- Task goal
Wherever "land" appears in a line, copy that line.

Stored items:
━━━━━━━━━━━━━━━━
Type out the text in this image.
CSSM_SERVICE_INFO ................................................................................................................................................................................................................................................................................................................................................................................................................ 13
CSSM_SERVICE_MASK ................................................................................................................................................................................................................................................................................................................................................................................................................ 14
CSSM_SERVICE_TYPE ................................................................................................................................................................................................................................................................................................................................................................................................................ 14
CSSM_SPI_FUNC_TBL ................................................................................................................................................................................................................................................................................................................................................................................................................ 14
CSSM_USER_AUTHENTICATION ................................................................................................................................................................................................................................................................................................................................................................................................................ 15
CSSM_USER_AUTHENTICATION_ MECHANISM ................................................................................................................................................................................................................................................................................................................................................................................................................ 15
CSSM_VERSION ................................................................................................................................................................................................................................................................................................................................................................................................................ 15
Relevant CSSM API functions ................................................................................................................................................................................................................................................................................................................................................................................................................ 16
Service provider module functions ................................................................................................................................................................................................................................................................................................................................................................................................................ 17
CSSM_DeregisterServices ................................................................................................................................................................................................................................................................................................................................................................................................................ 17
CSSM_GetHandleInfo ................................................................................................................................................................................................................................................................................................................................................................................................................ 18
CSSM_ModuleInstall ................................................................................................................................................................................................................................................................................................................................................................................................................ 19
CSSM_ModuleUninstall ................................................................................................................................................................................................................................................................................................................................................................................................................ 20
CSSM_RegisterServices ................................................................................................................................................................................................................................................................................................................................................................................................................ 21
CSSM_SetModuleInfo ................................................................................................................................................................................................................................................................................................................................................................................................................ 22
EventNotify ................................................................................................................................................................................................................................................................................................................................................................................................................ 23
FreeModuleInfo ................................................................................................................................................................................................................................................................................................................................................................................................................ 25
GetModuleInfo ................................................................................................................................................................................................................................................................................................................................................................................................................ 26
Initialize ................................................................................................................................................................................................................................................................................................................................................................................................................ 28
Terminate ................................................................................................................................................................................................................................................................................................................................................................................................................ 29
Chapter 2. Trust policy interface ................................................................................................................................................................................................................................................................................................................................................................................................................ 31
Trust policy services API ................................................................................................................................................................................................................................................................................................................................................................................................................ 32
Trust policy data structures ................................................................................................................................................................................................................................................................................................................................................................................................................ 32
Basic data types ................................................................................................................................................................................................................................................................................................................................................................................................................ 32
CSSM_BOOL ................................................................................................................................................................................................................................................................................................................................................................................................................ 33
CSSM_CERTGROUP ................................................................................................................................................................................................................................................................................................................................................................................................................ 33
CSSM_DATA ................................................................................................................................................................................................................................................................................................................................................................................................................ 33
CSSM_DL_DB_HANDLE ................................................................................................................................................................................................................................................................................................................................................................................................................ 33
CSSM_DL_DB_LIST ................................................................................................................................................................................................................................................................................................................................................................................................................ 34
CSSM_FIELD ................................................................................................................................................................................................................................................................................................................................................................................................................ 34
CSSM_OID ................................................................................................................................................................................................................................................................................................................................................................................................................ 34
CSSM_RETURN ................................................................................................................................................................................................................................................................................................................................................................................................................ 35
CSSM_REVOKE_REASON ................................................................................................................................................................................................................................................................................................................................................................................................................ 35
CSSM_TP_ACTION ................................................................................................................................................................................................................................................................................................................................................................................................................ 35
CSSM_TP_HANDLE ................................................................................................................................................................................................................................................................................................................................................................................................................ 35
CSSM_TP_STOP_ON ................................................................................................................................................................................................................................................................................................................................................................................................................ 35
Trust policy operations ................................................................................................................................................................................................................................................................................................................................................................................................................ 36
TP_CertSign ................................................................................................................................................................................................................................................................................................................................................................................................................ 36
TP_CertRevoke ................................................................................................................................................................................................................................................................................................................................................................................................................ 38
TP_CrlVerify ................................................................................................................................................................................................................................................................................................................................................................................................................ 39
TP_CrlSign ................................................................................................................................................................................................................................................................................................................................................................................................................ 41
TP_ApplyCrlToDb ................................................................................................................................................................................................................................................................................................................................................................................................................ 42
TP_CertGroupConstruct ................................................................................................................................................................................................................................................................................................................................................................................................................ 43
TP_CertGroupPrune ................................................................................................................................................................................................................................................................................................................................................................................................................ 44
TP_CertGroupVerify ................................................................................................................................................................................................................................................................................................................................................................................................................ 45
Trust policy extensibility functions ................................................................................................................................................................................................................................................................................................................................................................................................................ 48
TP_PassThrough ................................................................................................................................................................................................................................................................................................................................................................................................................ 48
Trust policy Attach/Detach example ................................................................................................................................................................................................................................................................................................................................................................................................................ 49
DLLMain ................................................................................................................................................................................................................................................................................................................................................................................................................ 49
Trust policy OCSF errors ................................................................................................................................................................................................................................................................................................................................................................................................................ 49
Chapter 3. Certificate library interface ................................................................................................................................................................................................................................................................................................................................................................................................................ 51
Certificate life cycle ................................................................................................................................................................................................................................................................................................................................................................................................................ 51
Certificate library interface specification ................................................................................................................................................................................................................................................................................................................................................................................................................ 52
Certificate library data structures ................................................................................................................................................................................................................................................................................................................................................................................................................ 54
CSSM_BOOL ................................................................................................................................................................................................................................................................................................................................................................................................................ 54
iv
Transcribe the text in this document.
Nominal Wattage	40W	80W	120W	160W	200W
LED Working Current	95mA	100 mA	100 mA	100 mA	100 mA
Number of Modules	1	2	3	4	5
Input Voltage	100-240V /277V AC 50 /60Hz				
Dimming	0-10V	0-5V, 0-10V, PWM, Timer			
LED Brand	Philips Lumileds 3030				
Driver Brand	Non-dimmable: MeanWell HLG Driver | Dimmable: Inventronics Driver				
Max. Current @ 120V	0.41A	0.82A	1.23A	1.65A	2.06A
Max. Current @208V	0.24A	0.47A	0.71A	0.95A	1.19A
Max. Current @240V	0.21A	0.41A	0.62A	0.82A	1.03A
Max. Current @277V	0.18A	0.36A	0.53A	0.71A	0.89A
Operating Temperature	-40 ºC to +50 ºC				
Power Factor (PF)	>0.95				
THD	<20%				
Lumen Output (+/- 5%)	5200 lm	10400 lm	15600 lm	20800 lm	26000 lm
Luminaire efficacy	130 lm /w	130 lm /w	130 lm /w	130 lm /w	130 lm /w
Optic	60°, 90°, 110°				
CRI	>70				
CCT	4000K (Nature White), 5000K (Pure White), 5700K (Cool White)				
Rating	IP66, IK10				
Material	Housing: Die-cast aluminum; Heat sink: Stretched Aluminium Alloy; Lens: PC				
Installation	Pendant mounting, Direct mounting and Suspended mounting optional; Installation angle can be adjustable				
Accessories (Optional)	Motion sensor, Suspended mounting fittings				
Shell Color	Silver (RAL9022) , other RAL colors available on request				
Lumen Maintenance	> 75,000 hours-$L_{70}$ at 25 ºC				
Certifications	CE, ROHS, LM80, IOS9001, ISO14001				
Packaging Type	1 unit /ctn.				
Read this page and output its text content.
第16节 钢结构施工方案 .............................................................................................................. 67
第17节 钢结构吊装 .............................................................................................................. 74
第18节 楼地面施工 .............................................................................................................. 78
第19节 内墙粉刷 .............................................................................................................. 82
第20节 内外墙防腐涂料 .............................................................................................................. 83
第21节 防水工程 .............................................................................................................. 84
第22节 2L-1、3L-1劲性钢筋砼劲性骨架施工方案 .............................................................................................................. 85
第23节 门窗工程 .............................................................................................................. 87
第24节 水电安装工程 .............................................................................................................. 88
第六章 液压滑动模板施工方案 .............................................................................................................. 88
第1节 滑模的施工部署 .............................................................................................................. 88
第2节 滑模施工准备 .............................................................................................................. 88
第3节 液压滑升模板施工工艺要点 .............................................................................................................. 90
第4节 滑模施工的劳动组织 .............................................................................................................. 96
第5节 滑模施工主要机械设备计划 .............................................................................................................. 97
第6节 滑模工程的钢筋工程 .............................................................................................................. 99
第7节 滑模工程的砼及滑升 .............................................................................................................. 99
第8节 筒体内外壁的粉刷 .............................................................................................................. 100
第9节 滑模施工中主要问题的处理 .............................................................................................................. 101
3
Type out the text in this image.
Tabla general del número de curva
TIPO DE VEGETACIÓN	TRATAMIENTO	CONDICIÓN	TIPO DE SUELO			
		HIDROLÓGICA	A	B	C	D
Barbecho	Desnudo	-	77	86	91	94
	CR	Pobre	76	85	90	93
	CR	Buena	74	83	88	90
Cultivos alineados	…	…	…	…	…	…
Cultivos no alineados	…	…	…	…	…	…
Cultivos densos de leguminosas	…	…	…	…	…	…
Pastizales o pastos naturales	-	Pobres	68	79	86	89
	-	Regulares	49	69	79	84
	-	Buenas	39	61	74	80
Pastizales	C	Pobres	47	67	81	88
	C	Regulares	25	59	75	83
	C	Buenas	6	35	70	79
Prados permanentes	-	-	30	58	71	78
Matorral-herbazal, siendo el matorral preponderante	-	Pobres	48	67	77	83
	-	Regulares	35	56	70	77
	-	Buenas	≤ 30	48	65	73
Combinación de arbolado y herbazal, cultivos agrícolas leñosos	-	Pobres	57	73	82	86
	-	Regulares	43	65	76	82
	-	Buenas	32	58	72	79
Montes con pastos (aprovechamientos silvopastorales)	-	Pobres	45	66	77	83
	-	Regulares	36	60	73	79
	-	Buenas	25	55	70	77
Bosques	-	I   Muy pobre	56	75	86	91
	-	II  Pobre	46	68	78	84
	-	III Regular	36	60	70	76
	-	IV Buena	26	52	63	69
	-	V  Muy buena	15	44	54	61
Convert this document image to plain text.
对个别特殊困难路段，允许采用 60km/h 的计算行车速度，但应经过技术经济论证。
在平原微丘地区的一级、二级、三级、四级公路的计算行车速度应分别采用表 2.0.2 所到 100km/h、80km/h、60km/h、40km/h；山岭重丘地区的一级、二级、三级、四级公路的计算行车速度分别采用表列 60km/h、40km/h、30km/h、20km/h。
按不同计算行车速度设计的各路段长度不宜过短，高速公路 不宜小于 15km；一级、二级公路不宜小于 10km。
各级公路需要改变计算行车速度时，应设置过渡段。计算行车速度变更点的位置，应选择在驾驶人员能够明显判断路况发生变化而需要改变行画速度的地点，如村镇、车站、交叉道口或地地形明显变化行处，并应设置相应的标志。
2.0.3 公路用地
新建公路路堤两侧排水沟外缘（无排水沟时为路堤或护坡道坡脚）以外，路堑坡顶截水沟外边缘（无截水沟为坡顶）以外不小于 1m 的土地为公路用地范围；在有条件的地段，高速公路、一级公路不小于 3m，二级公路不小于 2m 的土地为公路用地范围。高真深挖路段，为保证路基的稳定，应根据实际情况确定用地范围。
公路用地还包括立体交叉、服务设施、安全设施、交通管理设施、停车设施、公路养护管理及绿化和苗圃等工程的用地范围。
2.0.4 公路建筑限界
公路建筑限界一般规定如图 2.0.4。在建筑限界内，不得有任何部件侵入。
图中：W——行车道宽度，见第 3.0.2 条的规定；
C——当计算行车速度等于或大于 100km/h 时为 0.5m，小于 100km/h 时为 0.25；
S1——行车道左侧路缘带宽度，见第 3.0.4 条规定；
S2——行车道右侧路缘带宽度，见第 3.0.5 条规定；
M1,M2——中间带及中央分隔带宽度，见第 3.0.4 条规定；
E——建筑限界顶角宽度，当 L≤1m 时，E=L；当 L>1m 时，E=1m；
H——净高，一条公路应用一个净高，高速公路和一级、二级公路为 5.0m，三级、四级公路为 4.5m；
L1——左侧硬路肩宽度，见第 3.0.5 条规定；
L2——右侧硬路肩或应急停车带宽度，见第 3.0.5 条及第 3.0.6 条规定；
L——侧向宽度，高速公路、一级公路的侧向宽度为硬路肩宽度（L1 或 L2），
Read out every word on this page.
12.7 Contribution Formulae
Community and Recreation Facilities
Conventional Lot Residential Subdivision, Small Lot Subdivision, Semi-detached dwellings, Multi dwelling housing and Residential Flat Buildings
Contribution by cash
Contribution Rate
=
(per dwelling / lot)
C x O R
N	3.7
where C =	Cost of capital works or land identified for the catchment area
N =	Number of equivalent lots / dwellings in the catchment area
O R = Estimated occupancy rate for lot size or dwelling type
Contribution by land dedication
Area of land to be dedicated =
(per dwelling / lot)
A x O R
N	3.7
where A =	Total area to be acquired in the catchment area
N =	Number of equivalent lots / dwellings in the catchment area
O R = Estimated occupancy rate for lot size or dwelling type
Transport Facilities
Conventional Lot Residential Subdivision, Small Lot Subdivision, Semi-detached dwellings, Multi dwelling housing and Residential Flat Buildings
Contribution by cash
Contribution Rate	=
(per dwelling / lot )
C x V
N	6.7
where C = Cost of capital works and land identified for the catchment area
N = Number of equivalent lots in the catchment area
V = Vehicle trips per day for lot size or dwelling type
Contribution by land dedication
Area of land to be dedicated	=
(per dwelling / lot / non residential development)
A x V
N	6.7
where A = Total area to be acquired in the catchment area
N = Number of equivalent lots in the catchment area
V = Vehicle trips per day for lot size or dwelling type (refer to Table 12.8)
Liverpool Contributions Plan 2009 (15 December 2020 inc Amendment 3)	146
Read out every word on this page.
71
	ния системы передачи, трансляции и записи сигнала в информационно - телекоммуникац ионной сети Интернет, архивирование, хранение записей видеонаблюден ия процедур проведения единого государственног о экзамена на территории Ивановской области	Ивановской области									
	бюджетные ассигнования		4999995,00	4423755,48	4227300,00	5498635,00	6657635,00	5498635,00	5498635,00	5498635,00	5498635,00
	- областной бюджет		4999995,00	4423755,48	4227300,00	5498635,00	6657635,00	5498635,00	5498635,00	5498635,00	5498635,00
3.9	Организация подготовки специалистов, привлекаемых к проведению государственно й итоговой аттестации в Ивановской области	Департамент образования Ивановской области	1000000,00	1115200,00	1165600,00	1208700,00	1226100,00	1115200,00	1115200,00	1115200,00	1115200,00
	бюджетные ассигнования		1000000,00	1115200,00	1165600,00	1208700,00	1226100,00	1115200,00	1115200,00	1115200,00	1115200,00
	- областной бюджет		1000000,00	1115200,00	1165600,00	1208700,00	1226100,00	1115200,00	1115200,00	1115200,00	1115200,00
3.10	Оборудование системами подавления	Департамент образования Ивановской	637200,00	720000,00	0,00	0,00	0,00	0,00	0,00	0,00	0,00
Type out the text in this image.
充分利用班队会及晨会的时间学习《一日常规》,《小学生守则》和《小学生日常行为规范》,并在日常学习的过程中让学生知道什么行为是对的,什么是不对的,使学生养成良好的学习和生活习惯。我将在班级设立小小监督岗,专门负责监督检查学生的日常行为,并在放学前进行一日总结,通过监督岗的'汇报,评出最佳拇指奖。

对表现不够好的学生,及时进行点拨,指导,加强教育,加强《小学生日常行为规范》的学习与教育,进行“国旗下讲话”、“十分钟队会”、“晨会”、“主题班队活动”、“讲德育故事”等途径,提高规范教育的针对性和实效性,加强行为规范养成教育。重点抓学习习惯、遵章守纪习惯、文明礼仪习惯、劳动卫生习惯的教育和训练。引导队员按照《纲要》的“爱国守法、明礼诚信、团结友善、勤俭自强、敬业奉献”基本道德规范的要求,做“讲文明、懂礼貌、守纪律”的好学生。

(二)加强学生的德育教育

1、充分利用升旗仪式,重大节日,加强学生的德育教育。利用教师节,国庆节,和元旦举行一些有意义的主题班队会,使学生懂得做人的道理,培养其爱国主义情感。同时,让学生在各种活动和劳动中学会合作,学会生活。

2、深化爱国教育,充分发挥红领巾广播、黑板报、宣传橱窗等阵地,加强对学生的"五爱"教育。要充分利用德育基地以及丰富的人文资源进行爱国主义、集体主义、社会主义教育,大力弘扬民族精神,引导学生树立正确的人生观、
━━━━━━━━━━━━━━━━
- Correct output
where C =	Cost of capital works or land identified for the catchment area
Contribution by land dedication
Area of land to be dedicated =
where C = Cost of capital works and land identified for the catchment area
Contribution by land dedication
Area of land to be dedicated	=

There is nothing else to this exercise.